_Objective a_. Can you transcribe the listing exactly, from its first line to the line with "tool-label: Auto Clipping Box [347,42,379,47]", including both of those lines?

_Extract_.
-- start --
Pinky, Tarzan and Dray took over the boardroom at the South Riverside office of the Friends of the Animal Center Foundation (FACF) in late October. The three kittens, former strays, showed signs of a respiratory condition, so they were being kept separate from the rest of the Iowa City shelter cat population until they could get in front of a vet.

If the feline siblings were sick, they weren’t acting like it. The kittens — two black and one tabby — frolicked around the room with unceasing energy, and even appeared to reenact the Mufasa death scene from The Lion King on an office chair.

“Having kittens in my office is not crazy for me,” said Christina Kimerle, FACF executive director. “I lived with tigers for a little bit.”

Kimerle worked with exotic animals from Maryland to Missouri before pivoting to shelter work (wrangling cats and dogs is a lot easier on the body than elephants and giraffes, she said) and eventually settling in Iowa City in January 2015.

“It got to a point where I needed to decompress and not have to make the hard decisions at the shelter,” she said. “So now I’m a fundraiser. I get all the happy stuff, and I get to pay for those decisions to not have to be made. We fill those funding gaps so animals don’t have to be euthanized.”

The Iowa City Animal Care and Adoption Center, the city’s only shelter and animal control entity, is part of the Iowa City Police Department and shares its budget. City funding for the shelter covers its basic needs, and little, if anything, more. Services like advanced vet care, animal enrichment (such as toys and other stimuli), beds, behavioral training, specialized food and education initiatives within the community rely on donations, which are difficult to earmark and manage through the city.
-- end --
Element and region listings
-- start --
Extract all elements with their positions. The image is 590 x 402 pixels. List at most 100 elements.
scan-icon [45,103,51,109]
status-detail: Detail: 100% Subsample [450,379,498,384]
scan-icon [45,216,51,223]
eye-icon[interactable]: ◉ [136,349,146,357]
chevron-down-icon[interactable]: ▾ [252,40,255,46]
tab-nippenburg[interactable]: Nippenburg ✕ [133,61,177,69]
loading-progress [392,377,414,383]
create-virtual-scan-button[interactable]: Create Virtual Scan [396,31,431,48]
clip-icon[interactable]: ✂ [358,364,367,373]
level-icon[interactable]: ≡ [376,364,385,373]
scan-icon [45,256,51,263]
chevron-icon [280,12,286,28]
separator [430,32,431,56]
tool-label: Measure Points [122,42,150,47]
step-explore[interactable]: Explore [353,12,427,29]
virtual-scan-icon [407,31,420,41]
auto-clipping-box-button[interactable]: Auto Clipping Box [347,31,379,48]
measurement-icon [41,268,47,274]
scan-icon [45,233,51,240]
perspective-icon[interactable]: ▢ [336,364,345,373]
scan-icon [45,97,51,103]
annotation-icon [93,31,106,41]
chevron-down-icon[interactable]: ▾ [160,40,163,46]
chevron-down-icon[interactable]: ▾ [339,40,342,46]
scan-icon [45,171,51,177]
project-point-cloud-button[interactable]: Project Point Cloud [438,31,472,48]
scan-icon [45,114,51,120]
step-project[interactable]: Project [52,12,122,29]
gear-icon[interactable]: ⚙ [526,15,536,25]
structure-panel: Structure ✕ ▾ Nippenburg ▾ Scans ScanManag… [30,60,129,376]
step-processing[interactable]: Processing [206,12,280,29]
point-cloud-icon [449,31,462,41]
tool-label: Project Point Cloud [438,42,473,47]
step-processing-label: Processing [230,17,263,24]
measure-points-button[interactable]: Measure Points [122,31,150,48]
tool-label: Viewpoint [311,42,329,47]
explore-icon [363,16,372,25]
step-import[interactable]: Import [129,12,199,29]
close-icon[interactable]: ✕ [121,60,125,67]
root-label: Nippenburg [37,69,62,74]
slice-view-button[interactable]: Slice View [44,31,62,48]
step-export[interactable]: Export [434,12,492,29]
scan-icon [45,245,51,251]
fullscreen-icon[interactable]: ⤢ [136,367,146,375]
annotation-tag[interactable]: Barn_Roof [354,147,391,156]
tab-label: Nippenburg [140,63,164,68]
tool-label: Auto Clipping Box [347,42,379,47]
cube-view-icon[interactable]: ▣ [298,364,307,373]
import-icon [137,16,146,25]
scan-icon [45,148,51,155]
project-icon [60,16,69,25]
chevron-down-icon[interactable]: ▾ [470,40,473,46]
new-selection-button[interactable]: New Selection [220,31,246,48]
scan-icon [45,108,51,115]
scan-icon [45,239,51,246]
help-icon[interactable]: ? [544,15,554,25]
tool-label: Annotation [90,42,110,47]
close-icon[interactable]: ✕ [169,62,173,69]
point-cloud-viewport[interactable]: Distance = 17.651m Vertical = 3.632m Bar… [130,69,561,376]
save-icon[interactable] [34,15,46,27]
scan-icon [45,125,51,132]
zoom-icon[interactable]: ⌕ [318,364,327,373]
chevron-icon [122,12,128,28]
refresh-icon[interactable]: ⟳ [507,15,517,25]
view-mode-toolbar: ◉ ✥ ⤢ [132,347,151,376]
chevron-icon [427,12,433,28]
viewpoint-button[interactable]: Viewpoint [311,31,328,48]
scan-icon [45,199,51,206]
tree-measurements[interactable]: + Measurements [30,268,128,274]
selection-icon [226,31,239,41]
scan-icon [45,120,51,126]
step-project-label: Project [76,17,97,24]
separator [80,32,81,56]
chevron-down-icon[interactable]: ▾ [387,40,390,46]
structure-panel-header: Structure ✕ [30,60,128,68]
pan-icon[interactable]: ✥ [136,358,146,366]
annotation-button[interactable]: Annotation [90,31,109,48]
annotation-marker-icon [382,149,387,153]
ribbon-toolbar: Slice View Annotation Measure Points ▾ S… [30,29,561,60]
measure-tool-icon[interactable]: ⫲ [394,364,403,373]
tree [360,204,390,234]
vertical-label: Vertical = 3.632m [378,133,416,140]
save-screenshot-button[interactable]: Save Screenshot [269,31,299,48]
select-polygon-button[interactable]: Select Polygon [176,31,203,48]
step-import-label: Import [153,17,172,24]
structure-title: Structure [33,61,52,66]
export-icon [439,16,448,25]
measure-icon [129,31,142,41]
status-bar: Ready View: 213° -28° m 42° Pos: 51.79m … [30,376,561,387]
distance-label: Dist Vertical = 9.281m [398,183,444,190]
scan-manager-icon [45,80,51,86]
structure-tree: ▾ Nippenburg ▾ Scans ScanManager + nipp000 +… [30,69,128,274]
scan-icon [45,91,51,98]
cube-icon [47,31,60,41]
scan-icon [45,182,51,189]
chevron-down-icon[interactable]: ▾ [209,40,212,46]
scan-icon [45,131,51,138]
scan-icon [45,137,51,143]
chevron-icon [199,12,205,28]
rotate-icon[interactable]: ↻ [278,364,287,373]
-- end --
_Objective b_. Would you restate the shelter article word for word from "Kimerle worked with" to "in January 2015."?

_Final result a_.
Extract all elements with their positions. The image is 590 x 402 pixels. List at most 100 elements.
scan-icon [45,103,51,109]
status-detail: Detail: 100% Subsample [450,379,498,384]
scan-icon [45,216,51,223]
eye-icon[interactable]: ◉ [136,349,146,357]
chevron-down-icon[interactable]: ▾ [252,40,255,46]
tab-nippenburg[interactable]: Nippenburg ✕ [133,61,177,69]
loading-progress [392,377,414,383]
create-virtual-scan-button[interactable]: Create Virtual Scan [396,31,431,48]
clip-icon[interactable]: ✂ [358,364,367,373]
level-icon[interactable]: ≡ [376,364,385,373]
scan-icon [45,256,51,263]
chevron-icon [280,12,286,28]
separator [430,32,431,56]
tool-label: Measure Points [122,42,150,47]
step-explore[interactable]: Explore [353,12,427,29]
virtual-scan-icon [407,31,420,41]
auto-clipping-box-button[interactable]: Auto Clipping Box [347,31,379,48]
measurement-icon [41,268,47,274]
scan-icon [45,233,51,240]
perspective-icon[interactable]: ▢ [336,364,345,373]
scan-icon [45,97,51,103]
annotation-icon [93,31,106,41]
chevron-down-icon[interactable]: ▾ [160,40,163,46]
chevron-down-icon[interactable]: ▾ [339,40,342,46]
scan-icon [45,171,51,177]
project-point-cloud-button[interactable]: Project Point Cloud [438,31,472,48]
scan-icon [45,114,51,120]
step-project[interactable]: Project [52,12,122,29]
gear-icon[interactable]: ⚙ [526,15,536,25]
structure-panel: Structure ✕ ▾ Nippenburg ▾ Scans ScanManag… [30,60,129,376]
step-processing[interactable]: Processing [206,12,280,29]
point-cloud-icon [449,31,462,41]
tool-label: Project Point Cloud [438,42,473,47]
step-processing-label: Processing [230,17,263,24]
measure-points-button[interactable]: Measure Points [122,31,150,48]
tool-label: Viewpoint [311,42,329,47]
explore-icon [363,16,372,25]
step-import[interactable]: Import [129,12,199,29]
close-icon[interactable]: ✕ [121,60,125,67]
root-label: Nippenburg [37,69,62,74]
slice-view-button[interactable]: Slice View [44,31,62,48]
step-export[interactable]: Export [434,12,492,29]
scan-icon [45,245,51,251]
fullscreen-icon[interactable]: ⤢ [136,367,146,375]
annotation-tag[interactable]: Barn_Roof [354,147,391,156]
tab-label: Nippenburg [140,63,164,68]
tool-label: Auto Clipping Box [347,42,379,47]

_Final result b_.
Kimerle worked with exotic animals from Maryland to Missouri before pivoting to shelter work (wrangling cats and dogs is a lot easier on the body than elephants and giraffes, she said) and eventually settling in Iowa City in January 2015.